*SET EXERCISE*.
Make an exact copy of the records, with the pictures left out.

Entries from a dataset
====
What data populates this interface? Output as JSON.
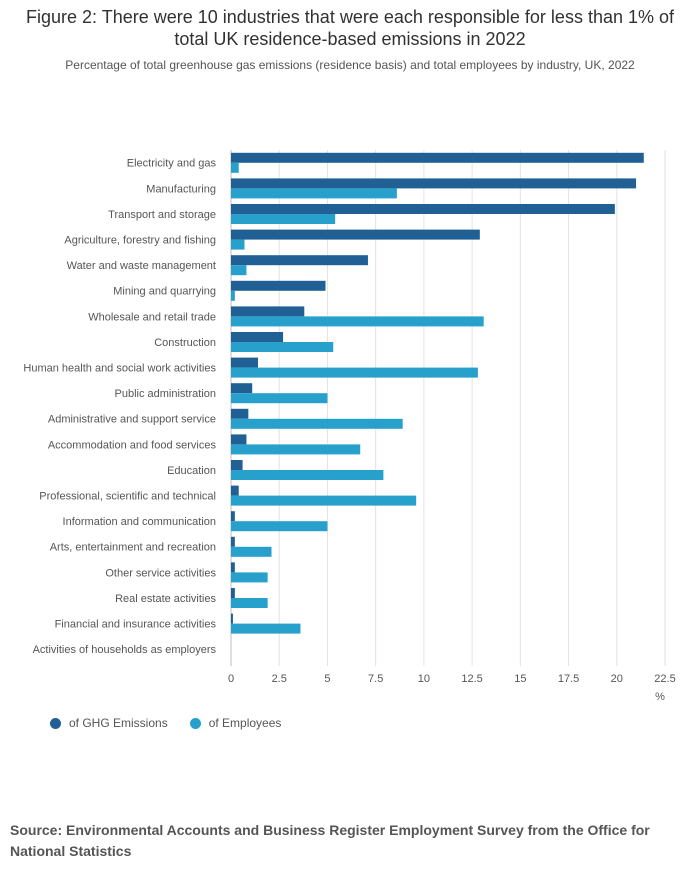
{
  "chart_data": {
    "type": "bar",
    "orientation": "horizontal",
    "title": "Figure 2: There were 10 industries that were each responsible for less than 1% of total UK residence-based emissions in 2022",
    "subtitle": "Percentage of total greenhouse gas emissions (residence basis) and total employees by industry, UK, 2022",
    "categories": [
      "Electricity and gas",
      "Manufacturing",
      "Transport and storage",
      "Agriculture, forestry and fishing",
      "Water and waste management",
      "Mining and quarrying",
      "Wholesale and retail trade",
      "Construction",
      "Human health and social work activities",
      "Public administration",
      "Administrative and support service",
      "Accommodation and food services",
      "Education",
      "Professional, scientific and technical",
      "Information and communication",
      "Arts, entertainment and recreation",
      "Other service activities",
      "Real estate activities",
      "Financial and insurance activities",
      "Activities of households as employers"
    ],
    "series": [
      {
        "name": "of GHG Emissions",
        "color": "#206095",
        "values": [
          21.4,
          21.0,
          19.9,
          12.9,
          7.1,
          4.9,
          3.8,
          2.7,
          1.4,
          1.1,
          0.9,
          0.8,
          0.6,
          0.4,
          0.2,
          0.2,
          0.2,
          0.2,
          0.1,
          0.0
        ]
      },
      {
        "name": "of Employees",
        "color": "#27a0cc",
        "values": [
          0.4,
          8.6,
          5.4,
          0.7,
          0.8,
          0.2,
          13.1,
          5.3,
          12.8,
          5.0,
          8.9,
          6.7,
          7.9,
          9.6,
          5.0,
          2.1,
          1.9,
          1.9,
          3.6,
          0.0
        ]
      }
    ],
    "x_ticks": [
      "0",
      "2.5",
      "5",
      "7.5",
      "10",
      "12.5",
      "15",
      "17.5",
      "20",
      "22.5"
    ],
    "xlim": [
      0,
      22.5
    ],
    "x_unit": "%",
    "grid": true,
    "legend_position": "bottom-left"
  },
  "source": "Source: Environmental Accounts and Business Register Employment Survey from the Office for National Statistics"
}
====
*SOLUTION BELOW*.
What data populates this interface? Output as JSON.
{
  "chart_data": {
    "type": "bar",
    "orientation": "horizontal",
    "title": "Figure 2: There were 10 industries that were each responsible for less than 1% of total UK residence-based emissions in 2022",
    "subtitle": "Percentage of total greenhouse gas emissions (residence basis) and total employees by industry, UK, 2022",
    "categories": [
      "Electricity and gas",
      "Manufacturing",
      "Transport and storage",
      "Agriculture, forestry and fishing",
      "Water and waste management",
      "Mining and quarrying",
      "Wholesale and retail trade",
      "Construction",
      "Human health and social work activities",
      "Public administration",
      "Administrative and support service",
      "Accommodation and food services",
      "Education",
      "Professional, scientific and technical",
      "Information and communication",
      "Arts, entertainment and recreation",
      "Other service activities",
      "Real estate activities",
      "Financial and insurance activities",
      "Activities of households as employers"
    ],
    "series": [
      {
        "name": "of GHG Emissions",
        "color": "#206095",
        "values": [
          21.4,
          21.0,
          19.9,
          12.9,
          7.1,
          4.9,
          3.8,
          2.7,
          1.4,
          1.1,
          0.9,
          0.8,
          0.6,
          0.4,
          0.2,
          0.2,
          0.2,
          0.2,
          0.1,
          0.0
        ]
      },
      {
        "name": "of Employees",
        "color": "#27a0cc",
        "values": [
          0.4,
          8.6,
          5.4,
          0.7,
          0.8,
          0.2,
          13.1,
          5.3,
          12.8,
          5.0,
          8.9,
          6.7,
          7.9,
          9.6,
          5.0,
          2.1,
          1.9,
          1.9,
          3.6,
          0.0
        ]
      }
    ],
    "x_ticks": [
      "0",
      "2.5",
      "5",
      "7.5",
      "10",
      "12.5",
      "15",
      "17.5",
      "20",
      "22.5"
    ],
    "xlim": [
      0,
      22.5
    ],
    "x_unit": "%",
    "grid": true,
    "legend_position": "bottom-left"
  },
  "source": "Source: Environmental Accounts and Business Register Employment Survey from the Office for National Statistics"
}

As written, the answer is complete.